(Items from a dataset)
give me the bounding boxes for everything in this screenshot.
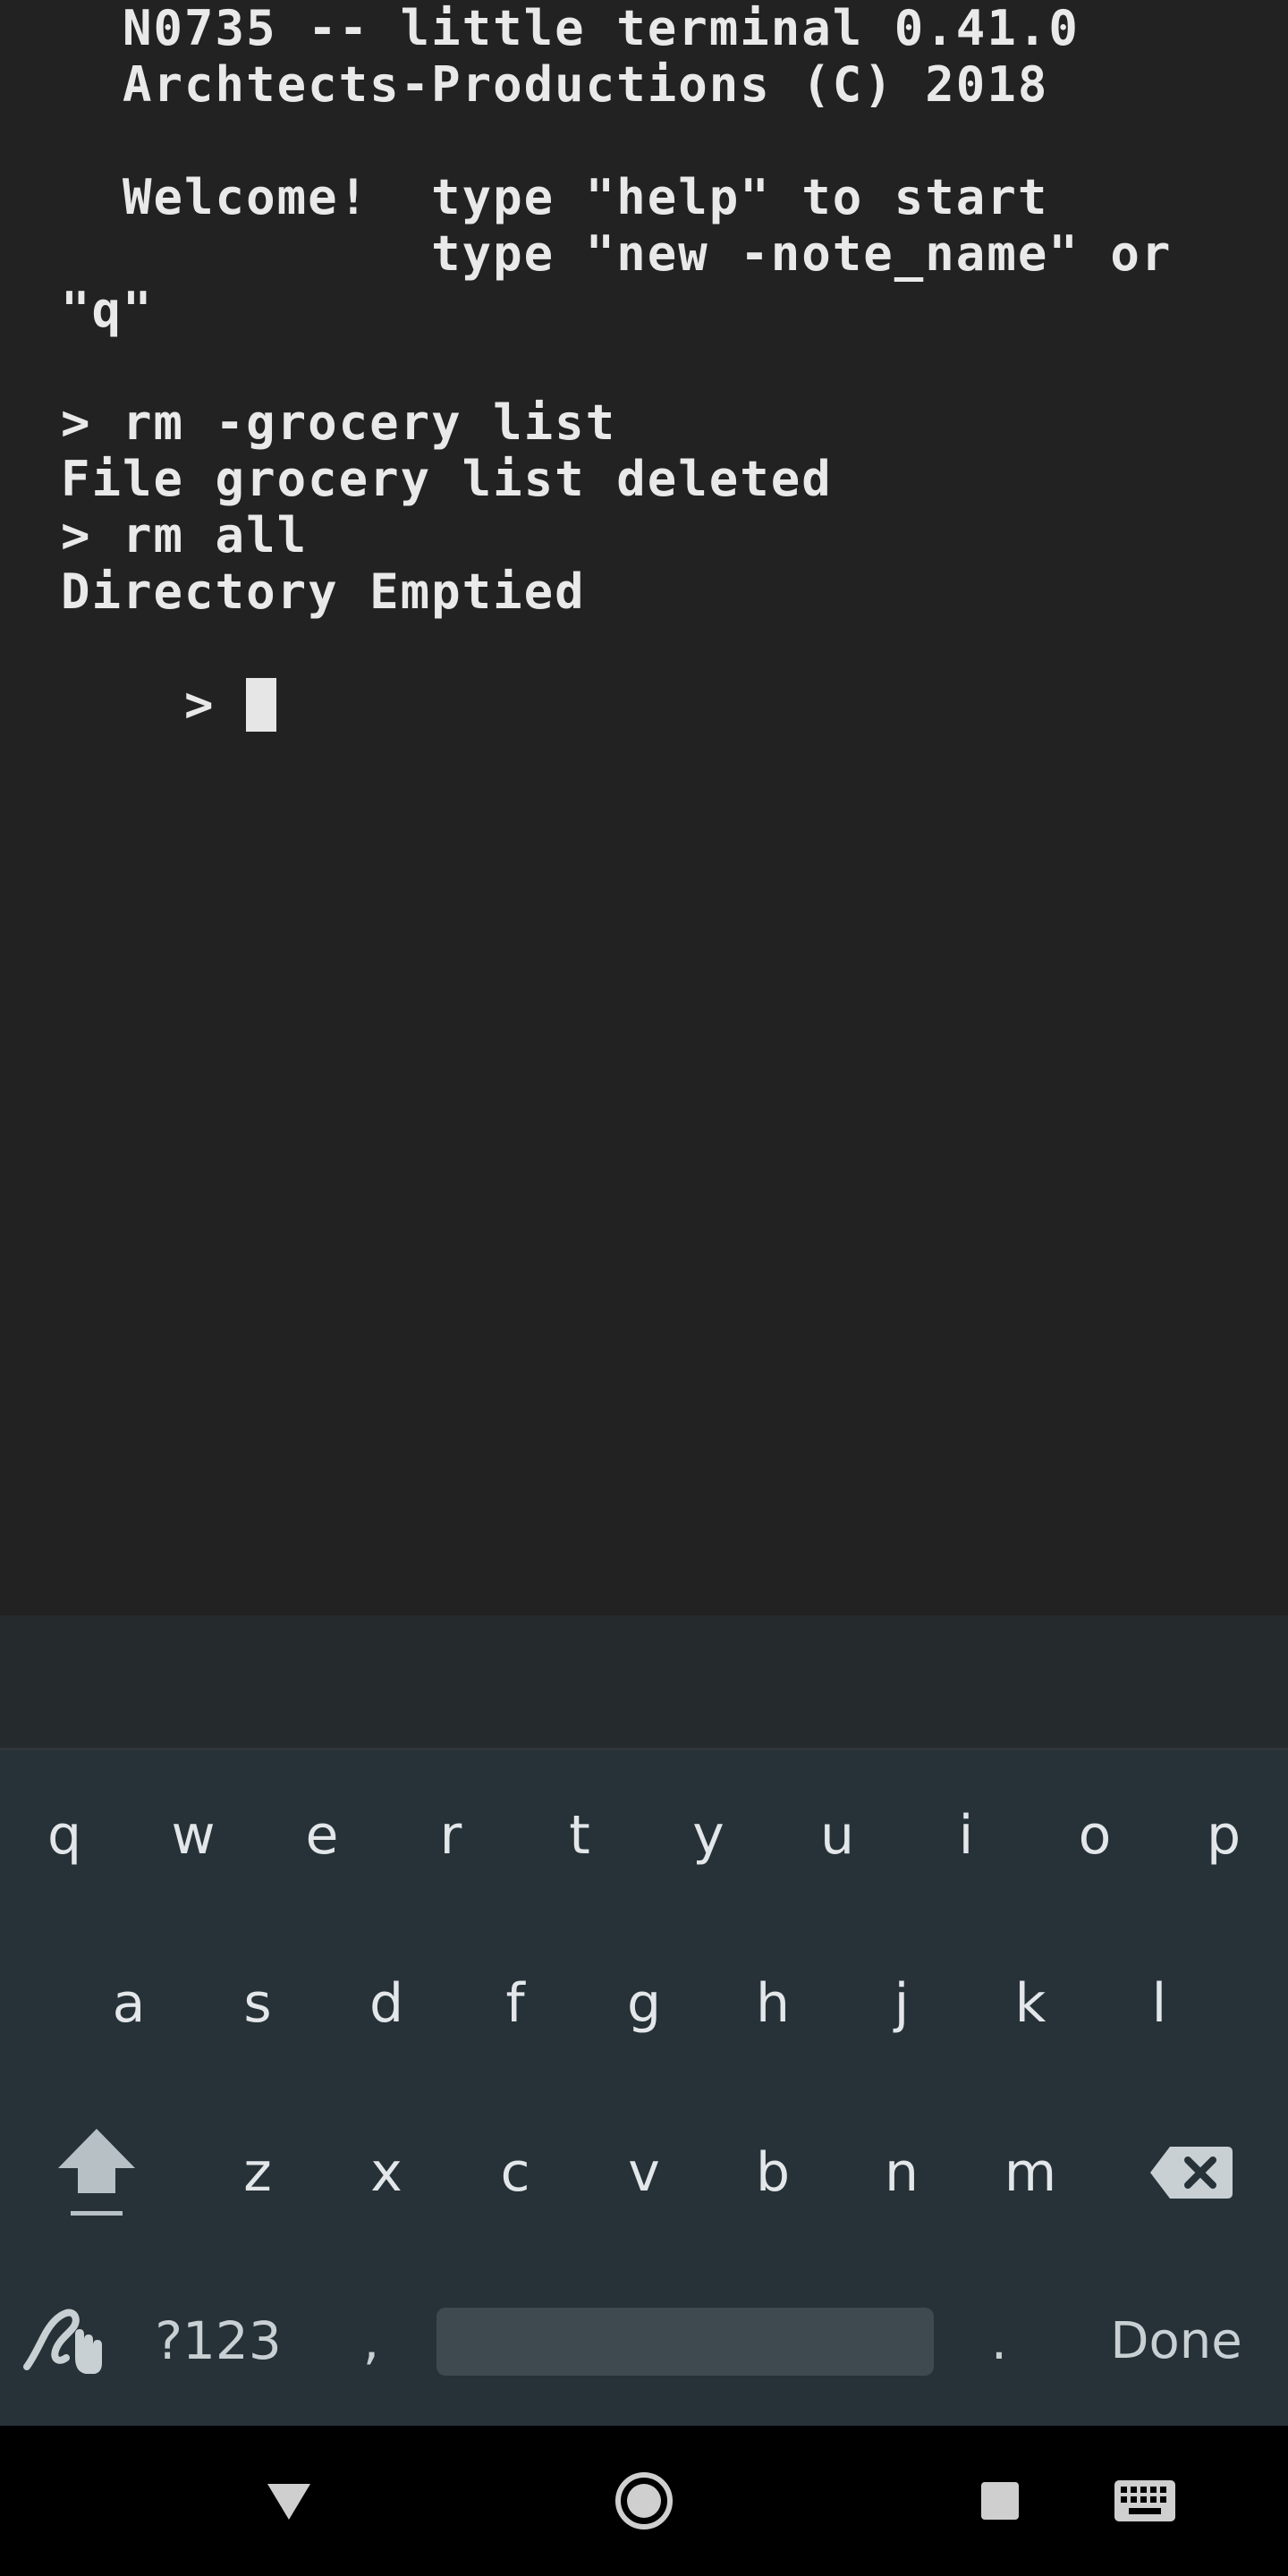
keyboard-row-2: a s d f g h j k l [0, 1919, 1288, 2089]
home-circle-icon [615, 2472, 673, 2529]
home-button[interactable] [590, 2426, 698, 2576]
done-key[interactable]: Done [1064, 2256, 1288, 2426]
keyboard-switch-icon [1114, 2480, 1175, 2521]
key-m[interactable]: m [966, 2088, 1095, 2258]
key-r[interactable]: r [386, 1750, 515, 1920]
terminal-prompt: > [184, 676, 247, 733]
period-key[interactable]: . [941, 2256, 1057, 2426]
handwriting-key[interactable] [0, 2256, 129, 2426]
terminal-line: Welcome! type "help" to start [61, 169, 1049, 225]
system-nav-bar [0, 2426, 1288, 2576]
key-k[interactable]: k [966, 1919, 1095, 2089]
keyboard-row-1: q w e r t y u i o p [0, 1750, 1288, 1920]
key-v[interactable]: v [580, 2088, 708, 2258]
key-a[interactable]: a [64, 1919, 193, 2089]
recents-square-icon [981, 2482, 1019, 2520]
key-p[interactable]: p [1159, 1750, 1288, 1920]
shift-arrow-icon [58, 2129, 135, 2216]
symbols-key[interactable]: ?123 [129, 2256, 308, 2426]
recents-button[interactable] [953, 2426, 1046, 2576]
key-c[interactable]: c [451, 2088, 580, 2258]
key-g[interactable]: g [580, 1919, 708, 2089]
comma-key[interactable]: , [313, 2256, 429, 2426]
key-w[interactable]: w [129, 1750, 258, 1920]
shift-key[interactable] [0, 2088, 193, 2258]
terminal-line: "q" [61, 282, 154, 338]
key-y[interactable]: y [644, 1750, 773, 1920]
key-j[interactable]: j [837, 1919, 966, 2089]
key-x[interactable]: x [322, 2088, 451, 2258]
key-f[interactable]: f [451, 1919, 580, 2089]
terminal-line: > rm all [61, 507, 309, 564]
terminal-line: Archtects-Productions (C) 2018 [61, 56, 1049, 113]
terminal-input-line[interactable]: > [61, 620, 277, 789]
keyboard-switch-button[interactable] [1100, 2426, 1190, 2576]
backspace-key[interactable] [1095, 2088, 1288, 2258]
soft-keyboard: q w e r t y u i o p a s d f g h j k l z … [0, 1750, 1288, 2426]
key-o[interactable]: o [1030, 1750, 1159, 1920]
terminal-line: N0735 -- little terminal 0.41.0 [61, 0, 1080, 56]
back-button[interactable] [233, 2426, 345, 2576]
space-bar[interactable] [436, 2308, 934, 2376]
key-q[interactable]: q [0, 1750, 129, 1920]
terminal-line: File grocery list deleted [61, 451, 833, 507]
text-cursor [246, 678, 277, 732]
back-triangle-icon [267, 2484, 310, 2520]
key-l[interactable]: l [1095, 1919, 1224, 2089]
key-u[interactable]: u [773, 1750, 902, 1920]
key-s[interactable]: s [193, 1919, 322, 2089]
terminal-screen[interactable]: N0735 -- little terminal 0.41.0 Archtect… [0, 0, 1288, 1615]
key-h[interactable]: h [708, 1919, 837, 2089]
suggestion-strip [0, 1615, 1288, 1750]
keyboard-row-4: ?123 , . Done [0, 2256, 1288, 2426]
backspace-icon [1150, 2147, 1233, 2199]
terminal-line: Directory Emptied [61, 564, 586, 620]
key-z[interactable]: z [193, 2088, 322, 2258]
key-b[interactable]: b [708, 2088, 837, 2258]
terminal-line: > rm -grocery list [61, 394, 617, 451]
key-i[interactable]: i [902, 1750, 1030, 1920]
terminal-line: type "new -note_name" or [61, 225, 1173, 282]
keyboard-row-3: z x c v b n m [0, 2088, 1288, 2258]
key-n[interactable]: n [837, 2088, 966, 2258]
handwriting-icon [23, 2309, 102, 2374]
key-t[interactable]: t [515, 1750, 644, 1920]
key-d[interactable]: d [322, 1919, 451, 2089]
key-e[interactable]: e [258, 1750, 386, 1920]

# WHAT THE TASK ASKS
Lay out these lines as a numbered list, dropping any blank lines, and cover all the records. Leave the pictures out of your answer.

# EXERCISE RESULT
1. give me the bounding boxes for everything in this screenshot.
2. keyboard-row-2: a s d f g h j k l [0, 1919, 1288, 2089]
3. home-circle-icon [615, 2472, 673, 2529]
4. home-button[interactable] [590, 2426, 698, 2576]
5. done-key[interactable]: Done [1064, 2256, 1288, 2426]
6. keyboard-switch-icon [1114, 2480, 1175, 2521]
7. key-m[interactable]: m [966, 2088, 1095, 2258]
8. key-r[interactable]: r [386, 1750, 515, 1920]
9. terminal-prompt: > [184, 676, 247, 733]
10. period-key[interactable]: . [941, 2256, 1057, 2426]
11. handwriting-key[interactable] [0, 2256, 129, 2426]
12. terminal-line: Welcome! type "help" to start [61, 169, 1049, 225]
13. system-nav-bar [0, 2426, 1288, 2576]
14. key-k[interactable]: k [966, 1919, 1095, 2089]
15. keyboard-row-1: q w e r t y u i o p [0, 1750, 1288, 1920]
16. key-v[interactable]: v [580, 2088, 708, 2258]
17. key-a[interactable]: a [64, 1919, 193, 2089]
18. recents-square-icon [981, 2482, 1019, 2520]
19. key-p[interactable]: p [1159, 1750, 1288, 1920]
20. shift-arrow-icon [58, 2129, 135, 2216]
21. symbols-key[interactable]: ?123 [129, 2256, 308, 2426]
22. recents-button[interactable] [953, 2426, 1046, 2576]
23. key-c[interactable]: c [451, 2088, 580, 2258]
24. key-g[interactable]: g [580, 1919, 708, 2089]
25. comma-key[interactable]: , [313, 2256, 429, 2426]
26. key-w[interactable]: w [129, 1750, 258, 1920]
27. shift-key[interactable] [0, 2088, 193, 2258]
28. terminal-line: "q" [61, 282, 154, 338]
29. key-y[interactable]: y [644, 1750, 773, 1920]
30. key-j[interactable]: j [837, 1919, 966, 2089]
31. key-x[interactable]: x [322, 2088, 451, 2258]
32. key-f[interactable]: f [451, 1919, 580, 2089]
33. terminal-line: > rm all [61, 507, 309, 564]
34. terminal-line: Archtects-Productions (C) 2018 [61, 56, 1049, 113]
35. terminal-input-line[interactable]: > [61, 620, 277, 789]
36. keyboard-switch-button[interactable] [1100, 2426, 1190, 2576]
37. backspace-key[interactable] [1095, 2088, 1288, 2258]
38. soft-keyboard: q w e r t y u i o p a s d f g h j k l z … [0, 1750, 1288, 2426]
39. key-o[interactable]: o [1030, 1750, 1159, 1920]
40. terminal-line: N0735 -- little terminal 0.41.0 [61, 0, 1080, 56]
41. back-button[interactable] [233, 2426, 345, 2576]
42. space-bar[interactable] [436, 2308, 934, 2376]
43. key-q[interactable]: q [0, 1750, 129, 1920]
44. terminal-line: File grocery list deleted [61, 451, 833, 507]
45. text-cursor [246, 678, 277, 732]
46. back-triangle-icon [267, 2484, 310, 2520]
47. key-l[interactable]: l [1095, 1919, 1224, 2089]
48. key-u[interactable]: u [773, 1750, 902, 1920]
49. key-s[interactable]: s [193, 1919, 322, 2089]
50. terminal-screen[interactable]: N0735 -- little terminal 0.41.0 Archtect… [0, 0, 1288, 1615]
51. key-h[interactable]: h [708, 1919, 837, 2089]
52. suggestion-strip [0, 1615, 1288, 1750]
53. keyboard-row-4: ?123 , . Done [0, 2256, 1288, 2426]
54. backspace-icon [1150, 2147, 1233, 2199]
55. terminal-line: Directory Emptied [61, 564, 586, 620]
56. key-z[interactable]: z [193, 2088, 322, 2258]
57. key-b[interactable]: b [708, 2088, 837, 2258]
58. terminal-line: > rm -grocery list [61, 394, 617, 451]
59. key-i[interactable]: i [902, 1750, 1030, 1920]
60. terminal-line: type "new -note_name" or [61, 225, 1173, 282]
61. keyboard-row-3: z x c v b n m [0, 2088, 1288, 2258]
62. key-n[interactable]: n [837, 2088, 966, 2258]
63. handwriting-icon [23, 2309, 102, 2374]
64. key-t[interactable]: t [515, 1750, 644, 1920]
65. key-d[interactable]: d [322, 1919, 451, 2089]
66. key-e[interactable]: e [258, 1750, 386, 1920]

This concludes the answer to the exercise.